- Aim of the exercise
From the listing below, pull out the lines that hold "page".
── Raw records ──
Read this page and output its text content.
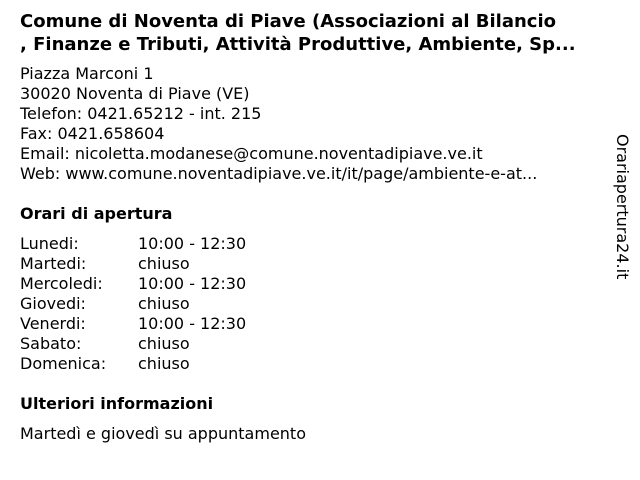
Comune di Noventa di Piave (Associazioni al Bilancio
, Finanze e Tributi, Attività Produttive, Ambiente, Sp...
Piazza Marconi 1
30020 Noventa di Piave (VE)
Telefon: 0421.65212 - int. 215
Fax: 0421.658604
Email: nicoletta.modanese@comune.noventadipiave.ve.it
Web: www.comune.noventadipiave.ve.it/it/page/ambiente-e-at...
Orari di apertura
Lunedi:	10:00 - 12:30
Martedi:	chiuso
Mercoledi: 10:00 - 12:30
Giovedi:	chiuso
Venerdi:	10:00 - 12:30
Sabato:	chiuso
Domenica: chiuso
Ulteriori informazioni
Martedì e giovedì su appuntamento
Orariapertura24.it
───
── Raw records ──
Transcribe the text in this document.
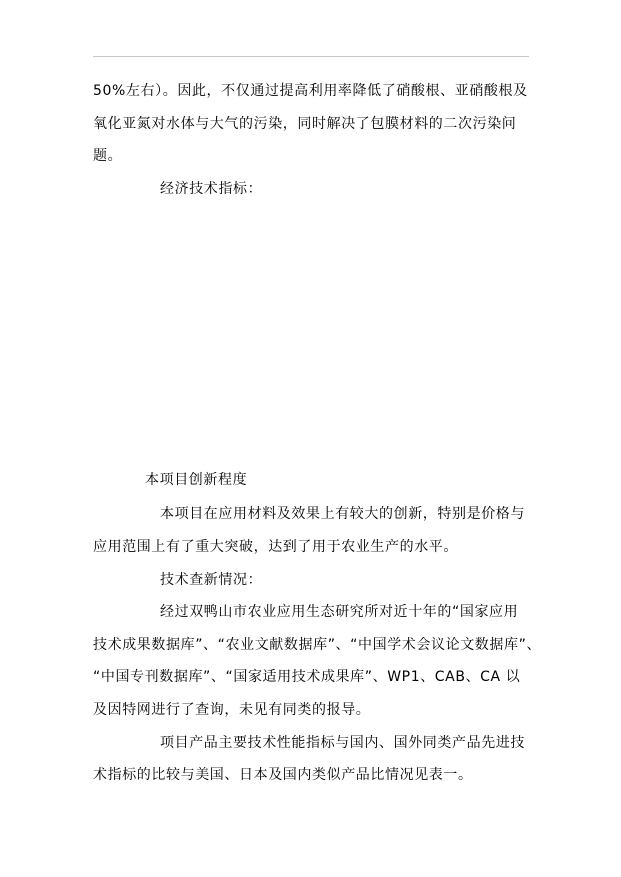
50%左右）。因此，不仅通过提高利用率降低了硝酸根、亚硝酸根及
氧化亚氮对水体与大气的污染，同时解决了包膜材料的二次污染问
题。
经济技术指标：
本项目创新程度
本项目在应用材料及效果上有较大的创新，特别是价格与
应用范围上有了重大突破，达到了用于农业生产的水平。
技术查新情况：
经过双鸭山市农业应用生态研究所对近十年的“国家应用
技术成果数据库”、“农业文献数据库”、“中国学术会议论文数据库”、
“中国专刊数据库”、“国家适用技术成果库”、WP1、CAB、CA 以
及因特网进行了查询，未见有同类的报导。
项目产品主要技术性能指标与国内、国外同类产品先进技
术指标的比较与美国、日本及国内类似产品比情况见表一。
───
- Completed task
Read this page and output its text content.
Web: www.comune.noventadipiave.ve.it/it/page/ambiente-e-at...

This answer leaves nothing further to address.